Tarea indicada 1.
Copie del texto sobre san Josemaría todo lo que va desde "Entre los maestros" hasta "millares de cristianos.".

Extracto de página.
San Josemaría, Maestro de oración en la vida ordinaria

Entre los maestros de espiritualidad de la historia de la Iglesia, san Josemaría Escrivá ocupa un lugar propio por varios motivos. Ante todo, por tratarse de un santo de nuestros días (fue canonizado por Juan Pablo II en el año 2002), que ha difundido la llamada universal a la santidad, de manera concreta, entre millares y millares de cristianos.

Para alcanzar la santidad, resulta imprescindible mantener un trato habitual con Dios o, dicho de otro modo, rezar. Pero este medio no consiste sólo en desgranar plegarias vocales; es hablar con Dios, poniendo en ejercicio todas las capacidades humanas: el alma y el cuerpo, la cabeza y el corazón, la doctrina y los afectos. Ser santos significa parecerse a Jesucristo: cuanto más le imitemos, cuanto más nos asemejemos a Él, desarrollando con la gracia y nuestro esfuerzo la identificación sacramental recibida en el Bautismo, mayor santidad, mayor identificación con el Maestro alcanzaremos. De ahí la importancia de esa “conversación habitual” con Él. “¿Santo, sin oración?”, se pregunta san Josemaría en uno de sus libros más difundidos. Y responde concisamente: “No creo en esa santidad” (Camino, 107).

Contenido de datos.
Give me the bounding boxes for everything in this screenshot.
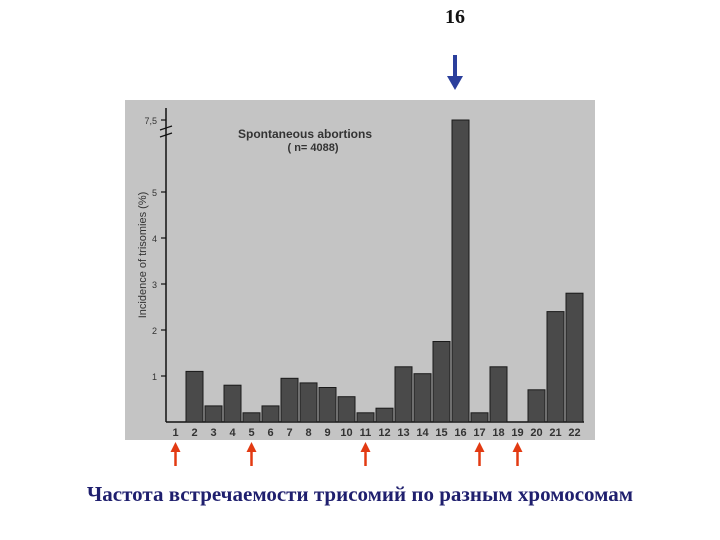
x-tick-label: 13 [397,427,409,439]
bar-chromosome-6 [261,405,280,423]
x-tick-label: 18 [492,427,504,439]
chart-title: Spontaneous abortions [238,127,372,141]
marker-arrow-icon [512,442,523,466]
bar-chromosome-22 [565,292,584,423]
y-tick-label: 5 [152,188,157,198]
x-tick-label: 17 [473,427,485,439]
marker-arrow-icon [474,442,485,466]
x-tick-label: 20 [530,427,542,439]
bar-chromosome-13 [394,366,413,423]
y-tick-label: 7,5 [144,116,157,126]
y-tick-label: 2 [152,326,157,336]
x-tick-label: 14 [416,427,429,439]
marker-arrow-head [360,442,371,452]
bar-chromosome-10 [337,396,356,423]
bar-chromosome-7 [280,377,299,423]
x-tick-label: 4 [229,427,236,439]
x-tick-label: 21 [549,427,561,439]
y-ticks: 1 2 3 4 5 7,5 [144,116,166,382]
x-tick-label: 19 [511,427,523,439]
y-axis-break [159,125,173,138]
bar-chromosome-5 [242,412,261,423]
bar-chromosome-15 [432,341,451,423]
marker-arrow-head [474,442,485,452]
x-tick-label: 1 [172,427,178,439]
x-tick-label: 15 [435,427,447,439]
marker-arrow-icon [170,442,181,466]
bar-chromosome-20 [527,389,546,423]
bar-chromosome-16 [451,119,470,423]
marker-arrow-head [170,442,181,452]
x-tick-label: 2 [191,427,197,439]
marker-arrow-icon [246,442,257,466]
x-tick-label: 6 [267,427,273,439]
bar-chromosome-14 [413,373,432,423]
bar-chromosome-4 [223,384,242,423]
marker-arrow-head [246,442,257,452]
x-tick-label: 12 [378,427,390,439]
x-tick-label: 22 [568,427,580,439]
x-tick-label: 11 [360,427,372,439]
bar-chromosome-9 [318,387,337,423]
marker-arrows [170,442,523,466]
bar-chromosome-21 [546,311,565,423]
x-tick-label: 7 [286,427,292,439]
x-tick-label: 10 [340,427,352,439]
y-tick-label: 3 [152,280,157,290]
bar-chromosome-11 [356,412,375,423]
marker-arrow-head [512,442,523,452]
bars [185,119,584,423]
y-axis-label: Incidence of trisomies (%) [137,192,149,319]
chromosome-16-label: 16 [445,6,465,28]
x-tick-label: 8 [305,427,311,439]
caption: Частота встречаемости трисомий по разным… [86,482,634,506]
x-tick-label: 3 [210,427,216,439]
bar-chromosome-17 [470,412,489,423]
x-ticks: 1 2 3 4 5 6 7 8 9 10 11 12 13 14 15 16 17 18 19 20 21 22 [172,427,580,439]
bar-chromosome-8 [299,382,318,423]
bar-chromosome-18 [489,366,508,423]
x-tick-label: 9 [324,427,330,439]
bar-chromosome-3 [204,405,223,423]
chromosome-16-arrow-icon [447,55,463,90]
x-tick-label: 16 [454,427,466,439]
bar-chromosome-2 [185,370,204,423]
bar-chromosome-12 [375,407,394,423]
marker-arrow-icon [360,442,371,466]
y-tick-label: 1 [152,372,157,382]
y-tick-label: 4 [152,234,157,244]
chart-subtitle: ( n= 4088) [287,142,338,154]
x-tick-label: 5 [248,427,254,439]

Tarea indicada 2.
En las filas, presente como lista numerada todo lo que va desde la línea que contiene "x-tick-label: 13 [397,427,409,439]" hasta la línea que contiene "y-tick-label: 2 [152,326,157,336]", ambas incluidas. Omita las líneas en blanco.

Respuesta completa 1.
Entre los maestros de espiritualidad de la historia de la Iglesia, san Josemaría Escrivá ocupa un lugar propio por varios motivos. Ante todo, por tratarse de un santo de nuestros días (fue canonizado por Juan Pablo II en el año 2002), que ha difundido la llamada universal a la santidad, de manera concreta, entre millares y millares de cristianos.

Respuesta completa 2.
1. x-tick-label: 13 [397,427,409,439]
2. bar-chromosome-6 [261,405,280,423]
3. x-tick-label: 18 [492,427,504,439]
4. chart-title: Spontaneous abortions [238,127,372,141]
5. marker-arrow-icon [512,442,523,466]
6. bar-chromosome-22 [565,292,584,423]
7. y-tick-label: 5 [152,188,157,198]
8. x-tick-label: 17 [473,427,485,439]
9. marker-arrow-icon [474,442,485,466]
10. x-tick-label: 20 [530,427,542,439]
11. bar-chromosome-13 [394,366,413,423]
12. y-tick-label: 7,5 [144,116,157,126]
13. y-tick-label: 2 [152,326,157,336]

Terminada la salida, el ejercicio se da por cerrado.